* _What you should do_
Here are some records. Copy each one exactly.

--- start Records to process ---

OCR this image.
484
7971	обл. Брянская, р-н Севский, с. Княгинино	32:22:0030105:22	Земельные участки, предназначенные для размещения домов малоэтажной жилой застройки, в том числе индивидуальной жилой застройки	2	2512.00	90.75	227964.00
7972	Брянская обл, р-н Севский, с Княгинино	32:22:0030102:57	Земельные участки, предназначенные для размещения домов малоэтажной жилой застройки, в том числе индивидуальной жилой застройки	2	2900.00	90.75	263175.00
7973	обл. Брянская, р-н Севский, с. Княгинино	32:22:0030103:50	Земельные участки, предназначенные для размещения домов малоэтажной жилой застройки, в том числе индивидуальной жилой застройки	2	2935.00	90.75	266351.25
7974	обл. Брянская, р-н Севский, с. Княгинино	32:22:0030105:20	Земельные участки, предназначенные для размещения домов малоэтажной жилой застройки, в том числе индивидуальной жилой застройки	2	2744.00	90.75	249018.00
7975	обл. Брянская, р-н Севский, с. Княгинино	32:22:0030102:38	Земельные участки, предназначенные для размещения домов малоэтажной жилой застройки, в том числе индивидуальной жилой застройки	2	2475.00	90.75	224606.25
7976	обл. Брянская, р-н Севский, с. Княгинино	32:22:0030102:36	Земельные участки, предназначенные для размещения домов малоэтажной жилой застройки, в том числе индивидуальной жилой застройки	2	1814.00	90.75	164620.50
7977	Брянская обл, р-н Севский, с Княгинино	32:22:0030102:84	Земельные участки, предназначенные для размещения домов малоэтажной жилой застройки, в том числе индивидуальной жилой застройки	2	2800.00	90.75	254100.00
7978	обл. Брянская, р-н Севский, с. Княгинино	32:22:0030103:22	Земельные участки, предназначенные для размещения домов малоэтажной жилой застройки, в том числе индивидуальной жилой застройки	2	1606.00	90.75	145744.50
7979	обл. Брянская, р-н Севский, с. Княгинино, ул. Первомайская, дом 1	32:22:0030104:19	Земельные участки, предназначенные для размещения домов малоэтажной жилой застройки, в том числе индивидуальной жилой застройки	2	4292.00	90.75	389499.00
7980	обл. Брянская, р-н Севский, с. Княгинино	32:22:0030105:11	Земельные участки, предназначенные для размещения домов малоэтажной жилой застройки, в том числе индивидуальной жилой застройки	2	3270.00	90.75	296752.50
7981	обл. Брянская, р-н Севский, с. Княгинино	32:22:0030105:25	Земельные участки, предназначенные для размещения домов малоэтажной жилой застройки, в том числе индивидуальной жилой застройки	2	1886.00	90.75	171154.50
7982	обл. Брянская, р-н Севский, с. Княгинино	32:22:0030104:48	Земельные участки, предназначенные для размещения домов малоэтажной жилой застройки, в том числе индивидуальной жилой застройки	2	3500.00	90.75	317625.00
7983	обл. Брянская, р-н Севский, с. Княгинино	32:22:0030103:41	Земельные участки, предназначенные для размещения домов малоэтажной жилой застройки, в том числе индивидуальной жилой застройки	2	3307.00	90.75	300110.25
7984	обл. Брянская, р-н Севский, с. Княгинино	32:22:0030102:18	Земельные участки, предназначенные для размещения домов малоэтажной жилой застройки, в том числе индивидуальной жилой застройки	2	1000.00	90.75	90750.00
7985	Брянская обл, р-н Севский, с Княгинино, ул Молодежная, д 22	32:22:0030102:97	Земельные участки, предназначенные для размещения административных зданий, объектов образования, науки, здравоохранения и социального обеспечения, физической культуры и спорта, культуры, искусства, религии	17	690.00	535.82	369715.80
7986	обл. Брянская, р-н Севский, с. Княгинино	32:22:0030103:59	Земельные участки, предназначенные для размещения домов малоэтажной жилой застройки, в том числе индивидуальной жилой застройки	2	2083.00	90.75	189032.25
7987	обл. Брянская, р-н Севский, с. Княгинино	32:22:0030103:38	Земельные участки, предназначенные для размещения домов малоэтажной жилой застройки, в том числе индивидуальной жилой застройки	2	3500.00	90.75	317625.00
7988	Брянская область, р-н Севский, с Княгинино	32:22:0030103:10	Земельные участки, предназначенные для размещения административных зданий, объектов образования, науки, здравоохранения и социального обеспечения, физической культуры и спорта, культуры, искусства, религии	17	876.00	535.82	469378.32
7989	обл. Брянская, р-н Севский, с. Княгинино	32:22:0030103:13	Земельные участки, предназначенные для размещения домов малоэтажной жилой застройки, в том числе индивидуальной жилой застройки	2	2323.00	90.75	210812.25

--- end Records to process ---

* _Final answer_
OCR this image.
484
7971	обл. Брянская, р-н Севский, с. Княгинино	32:22:0030105:22	Земельные участки, предназначенные для размещения домов малоэтажной жилой застройки, в том числе индивидуальной жилой застройки	2	2512.00	90.75	227964.00
7972	Брянская обл, р-н Севский, с Княгинино	32:22:0030102:57	Земельные участки, предназначенные для размещения домов малоэтажной жилой застройки, в том числе индивидуальной жилой застройки	2	2900.00	90.75	263175.00
7973	обл. Брянская, р-н Севский, с. Княгинино	32:22:0030103:50	Земельные участки, предназначенные для размещения домов малоэтажной жилой застройки, в том числе индивидуальной жилой застройки	2	2935.00	90.75	266351.25
7974	обл. Брянская, р-н Севский, с. Княгинино	32:22:0030105:20	Земельные участки, предназначенные для размещения домов малоэтажной жилой застройки, в том числе индивидуальной жилой застройки	2	2744.00	90.75	249018.00
7975	обл. Брянская, р-н Севский, с. Княгинино	32:22:0030102:38	Земельные участки, предназначенные для размещения домов малоэтажной жилой застройки, в том числе индивидуальной жилой застройки	2	2475.00	90.75	224606.25
7976	обл. Брянская, р-н Севский, с. Княгинино	32:22:0030102:36	Земельные участки, предназначенные для размещения домов малоэтажной жилой застройки, в том числе индивидуальной жилой застройки	2	1814.00	90.75	164620.50
7977	Брянская обл, р-н Севский, с Княгинино	32:22:0030102:84	Земельные участки, предназначенные для размещения домов малоэтажной жилой застройки, в том числе индивидуальной жилой застройки	2	2800.00	90.75	254100.00
7978	обл. Брянская, р-н Севский, с. Княгинино	32:22:0030103:22	Земельные участки, предназначенные для размещения домов малоэтажной жилой застройки, в том числе индивидуальной жилой застройки	2	1606.00	90.75	145744.50
7979	обл. Брянская, р-н Севский, с. Княгинино, ул. Первомайская, дом 1	32:22:0030104:19	Земельные участки, предназначенные для размещения домов малоэтажной жилой застройки, в том числе индивидуальной жилой застройки	2	4292.00	90.75	389499.00
7980	обл. Брянская, р-н Севский, с. Княгинино	32:22:0030105:11	Земельные участки, предназначенные для размещения домов малоэтажной жилой застройки, в том числе индивидуальной жилой застройки	2	3270.00	90.75	296752.50
7981	обл. Брянская, р-н Севский, с. Княгинино	32:22:0030105:25	Земельные участки, предназначенные для размещения домов малоэтажной жилой застройки, в том числе индивидуальной жилой застройки	2	1886.00	90.75	171154.50
7982	обл. Брянская, р-н Севский, с. Княгинино	32:22:0030104:48	Земельные участки, предназначенные для размещения домов малоэтажной жилой застройки, в том числе индивидуальной жилой застройки	2	3500.00	90.75	317625.00
7983	обл. Брянская, р-н Севский, с. Княгинино	32:22:0030103:41	Земельные участки, предназначенные для размещения домов малоэтажной жилой застройки, в том числе индивидуальной жилой застройки	2	3307.00	90.75	300110.25
7984	обл. Брянская, р-н Севский, с. Княгинино	32:22:0030102:18	Земельные участки, предназначенные для размещения домов малоэтажной жилой застройки, в том числе индивидуальной жилой застройки	2	1000.00	90.75	90750.00
7985	Брянская обл, р-н Севский, с Княгинино, ул Молодежная, д 22	32:22:0030102:97	Земельные участки, предназначенные для размещения административных зданий, объектов образования, науки, здравоохранения и социального обеспечения, физической культуры и спорта, культуры, искусства, религии	17	690.00	535.82	369715.80
7986	обл. Брянская, р-н Севский, с. Княгинино	32:22:0030103:59	Земельные участки, предназначенные для размещения домов малоэтажной жилой застройки, в том числе индивидуальной жилой застройки	2	2083.00	90.75	189032.25
7987	обл. Брянская, р-н Севский, с. Княгинино	32:22:0030103:38	Земельные участки, предназначенные для размещения домов малоэтажной жилой застройки, в том числе индивидуальной жилой застройки	2	3500.00	90.75	317625.00
7988	Брянская область, р-н Севский, с Княгинино	32:22:0030103:10	Земельные участки, предназначенные для размещения административных зданий, объектов образования, науки, здравоохранения и социального обеспечения, физической культуры и спорта, культуры, искусства, религии	17	876.00	535.82	469378.32
7989	обл. Брянская, р-н Севский, с. Княгинино	32:22:0030103:13	Земельные участки, предназначенные для размещения домов малоэтажной жилой застройки, в том числе индивидуальной жилой застройки	2	2323.00	90.75	210812.25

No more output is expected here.